Stated exercise:
Extract each line of the records below that contains the word "varphi".

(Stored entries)
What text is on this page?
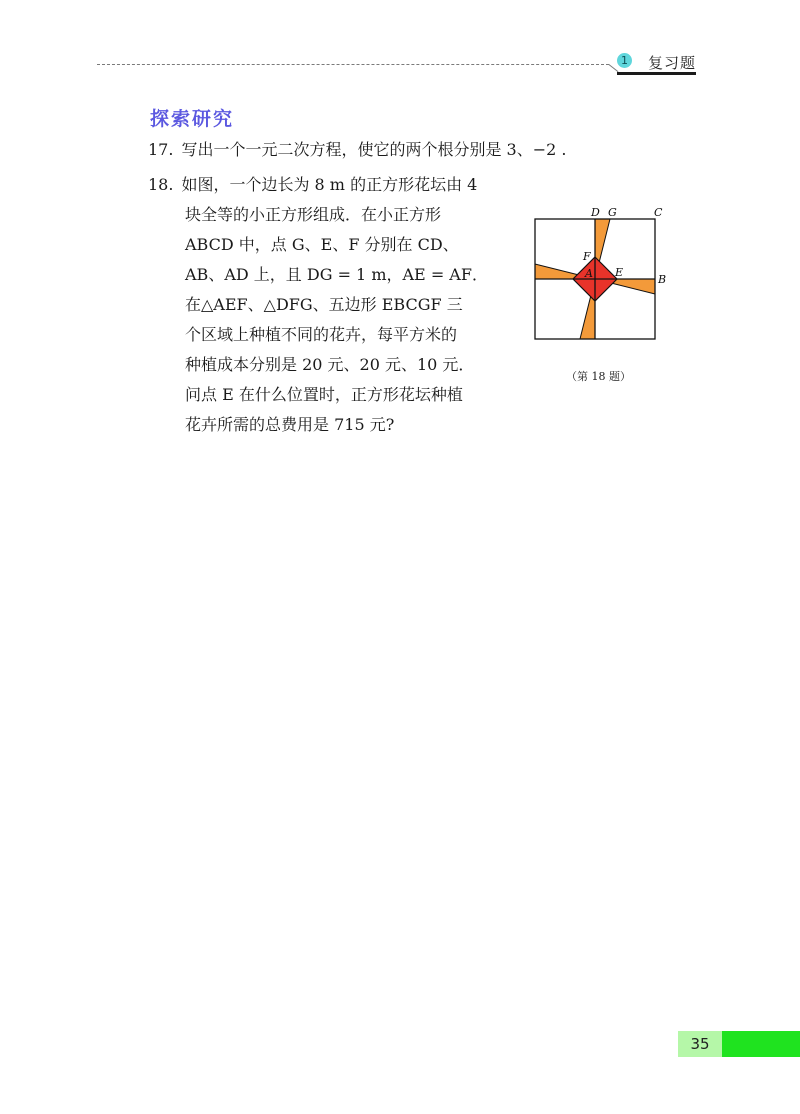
1 复习题
探索研究
17. 写出一个一元二次方程，使它的两个根分别是 3、−2 .
18. 如图，一个边长为 8 m 的正方形花坛由 4
块全等的小正方形组成．在小正方形
ABCD 中，点 G、E、F 分别在 CD、
AB、AD 上，且 DG = 1 m，AE = AF．
在△AEF、△DFG、五边形 EBCGF 三
个区域上种植不同的花卉，每平方米的
种植成本分别是 20 元、20 元、10 元．
问点 E 在什么位置时，正方形花坛种植
花卉所需的总费用是 715 元?
D G	C
F
A E
B
（第 18 题）
35
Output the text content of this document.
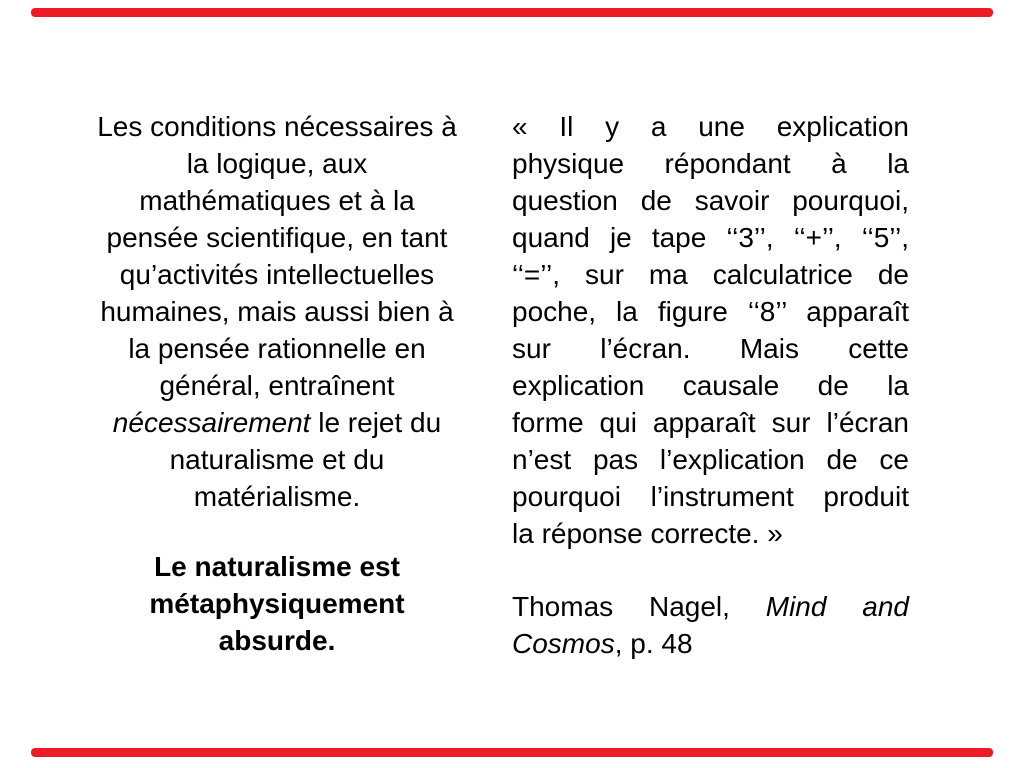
Les conditions nécessaires à
la logique, aux
mathématiques et à la
pensée scientifique, en tant
qu’activités intellectuelles
humaines, mais aussi bien à
la pensée rationnelle en
général, entraînent
nécessairement le rejet du
naturalisme et du
matérialisme.
Le naturalisme est
métaphysiquement
absurde.
« Il y a une explication
physique répondant à la
question de savoir pourquoi,
quand je tape ‘‘3’’, ‘‘+’’, ‘‘5’’,
‘‘=’’, sur ma calculatrice de
poche, la figure ‘‘8’’ apparaît
sur l’écran. Mais cette
explication causale de la
forme qui apparaît sur l’écran
n’est pas l’explication de ce
pourquoi l’instrument produit
la réponse correcte. »
Thomas Nagel, Mind and
Cosmos, p. 48
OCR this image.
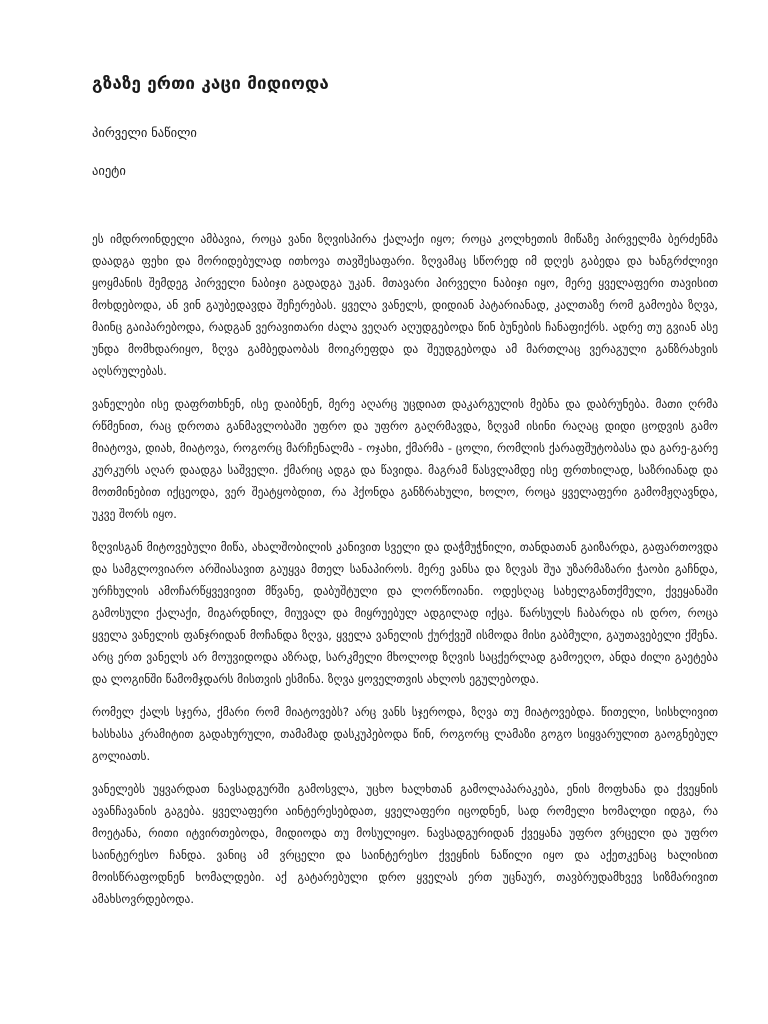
გზაზე ერთი კაცი მიდიოდა
პირველი ნაწილი
აიეტი

ეს იმდროინდელი ამბავია, როცა ვანი ზღვისპირა ქალაქი იყო; როცა კოლხეთის მიწაზე პირველმა ბერძენმა დაადგა ფეხი და მორიდებულად ითხოვა თავშესაფარი. ზღვამაც სწორედ იმ დღეს გაბედა და ხანგრძლივი ყოყმანის შემდეგ პირველი ნაბიჯი გადადგა უკან. მთავარი პირველი ნაბიჯი იყო, მერე ყველაფერი თავისით მოხდებოდა, ან ვინ გაუბედავდა შეჩერებას. ყველა ვანელს, დიდიან პატარიანად, კალთაზე რომ გამოება ზღვა, მაინც გაიპარებოდა, რადგან ვერავითარი ძალა ვეღარ აღუდგებოდა წინ ბუნების ჩანაფიქრს. ადრე თუ გვიან ასე უნდა მომხდარიყო, ზღვა გამბედაობას მოიკრეფდა და შეუდგებოდა ამ მართლაც ვერაგული განზრახვის აღსრულებას.

ვანელები ისე დაფრთხნენ, ისე დაიბნენ, მერე აღარც უცდიათ დაკარგულის მებნა და დაბრუნება. მათი ღრმა რწმენით, რაც დროთა განმავლობაში უფრო და უფრო გაღრმავდა, ზღვამ ისინი რაღაც დიდი ცოდვის გამო მიატოვა, დიახ, მიატოვა, როგორც მარჩენალმა - ოჯახი, ქმარმა - ცოლი, რომლის ქარაფშუტობასა და გარე-გარე კურკურს აღარ დაადგა საშველი. ქმარიც ადგა და წავიდა. მაგრამ წასვლამდე ისე ფრთხილად, საზრიანად და მოთმინებით იქცეოდა, ვერ შეატყობდით, რა ჰქონდა განზრახული, ხოლო, როცა ყველაფერი გამომჟღავნდა, უკვე შორს იყო.

ზღვისგან მიტოვებული მიწა, ახალშობილის კანივით სველი და დაჭმუჭნილი, თანდათან გაიზარდა, გაფართოვდა და სამგლოვიარო არშიასავით გაუყვა მთელ სანაპიროს. მერე ვანსა და ზღვას შუა უზარმაზარი ჭაობი გაჩნდა, ურჩხულის ამოჩარწყვევივით მწვანე, დაბუშტული და ლორწოიანი. ოდესღაც სახელგანთქმული, ქვეყანაში გამოსული ქალაქი, მიგარდნილ, მიუვალ და მიყრუებულ ადგილად იქცა. წარსულს ჩაბარდა ის დრო, როცა ყველა ვანელის ფანჯრიდან მოჩანდა ზღვა, ყველა ვანელის ქურქვეშ ისმოდა მისი გაბმული, გაუთავებელი ქშენა. არც ერთ ვანელს არ მოუვიდოდა აზრად, სარკმელი მხოლოდ ზღვის საცქერლად გამოეღო, ანდა ძილი გაეტება და ლოგინში წამომჯდარს მისთვის ესმინა. ზღვა ყოველთვის ახლოს ეგულებოდა.

რომელ ქალს სჯერა, ქმარი რომ მიატოვებს? არც ვანს სჯეროდა, ზღვა თუ მიატოვებდა. წითელი, სისხლივით ხასხასა კრამიტით გადახურული, თამამად დასკუპებოდა წინ, როგორც ლამაზი გოგო სიყვარულით გაოგნებულ გოლიათს.

ვანელებს უყვარდათ ნავსადგურში გამოსვლა, უცხო ხალხთან გამოლაპარაკება, ენის მოფხანა და ქვეყნის ავანჩავანის გაგება. ყველაფერი აინტერესებდათ, ყველაფერი იცოდნენ, სად რომელი ხომალდი იდგა, რა მოეტანა, რითი იტვირთებოდა, მიდიოდა თუ მოსულიყო. ნავსადგურიდან ქვეყანა უფრო ვრცელი და უფრო საინტერესო ჩანდა. ვანიც ამ ვრცელი და საინტერესო ქვეყნის ნაწილი იყო და აქეთკენაც ხალისით მოისწრაფოდნენ ხომალდები. აქ გატარებული დრო ყველას ერთ უცნაურ, თავბრუდამხვევ სიზმარივით ამახსოვრდებოდა.
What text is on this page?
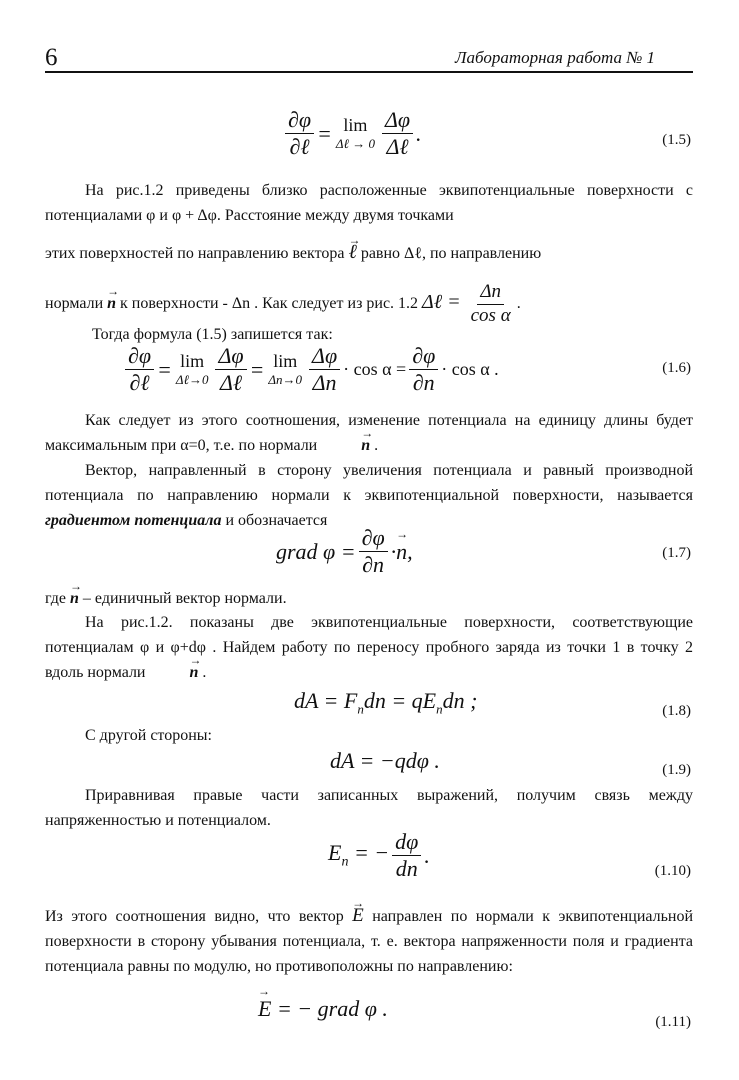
6	Лабораторная работа № 1
$\frac{\partial\varphi}{\text{∂ℓ}} = \lim$
Δℓ → $0 \frac{\Delta\varphi}{\text{Δℓ}}$ .	(1.5)
На рис.1.2 приведены близко расположенные эквипотенциальные поверхности с потенциалами φ и φ + Δφ. Расстояние между двумя точками
этих поверхностей по направлению вектора → ℓ равно Δℓ, по направлению
нормали → n к поверхности - Δn . Как следует из рис. 1.2 Δℓ = $\frac{\Delta n}{\text{cos α}}$ .
Тогда формула (1.5) запишется так:
$\frac{\partial\varphi}{\text{∂ℓ}} = \lim$
Δℓ→0 $\frac{\Delta\varphi}{\text{Δℓ}} = \lim$
$\Delta n\to 0 \frac{\Delta\varphi}{\Delta n} \cdot \cos \alpha = \frac{\partial\varphi}{\partial n} \cdot \cos \alpha$ .	(1.6)
Как следует из этого соотношения, изменение потенциала на единицу длины будет максимальным при α=0, т.е. по нормали	→ n .
Вектор, направленный в сторону увеличения потенциала и равный производной потенциала по направлению нормали к эквипотенциальной поверхности, называется градиентом потенциала и обозначается
grad $\varphi = \frac{\partial\varphi}{\partial n}$ · → n ,	(1.7)
где → n – единичный вектор нормали.
На рис.1.2. показаны две эквипотенциальные поверхности, соответствующие потенциалам φ и φ+dφ . Найдем работу по переносу пробного заряда из точки 1 в точку 2 вдоль нормали	→ n .
dA = $F_ndn = qE_ndn$ ;	(1.8)
С другой стороны:
dA = −qdφ .	(1.9)
Приравнивая правые части записанных выражений, получим связь между напряженностью и потенциалом.
$E_n$ = − $\frac{d\varphi}{dn}$ .
(1.10)
Из этого соотношения видно, что вектор → E направлен по нормали к эквипотенциальной поверхности в сторону убывания потенциала, т. е. вектора напряженности поля и градиента потенциала равны по модулю, но противоположны по направлению:
→ E = − grad φ .
(1.11)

Result of the exercise:
$\frac{\partial\varphi}{\text{∂ℓ}} = \lim$
Δℓ → $0 \frac{\Delta\varphi}{\text{Δℓ}}$ .	(1.5)
$\frac{\partial\varphi}{\text{∂ℓ}} = \lim$
Δℓ→0 $\frac{\Delta\varphi}{\text{Δℓ}} = \lim$
$\Delta n\to 0 \frac{\Delta\varphi}{\Delta n} \cdot \cos \alpha = \frac{\partial\varphi}{\partial n} \cdot \cos \alpha$ .	(1.6)
grad $\varphi = \frac{\partial\varphi}{\partial n}$ · → n ,	(1.7)
$E_n$ = − $\frac{d\varphi}{dn}$ .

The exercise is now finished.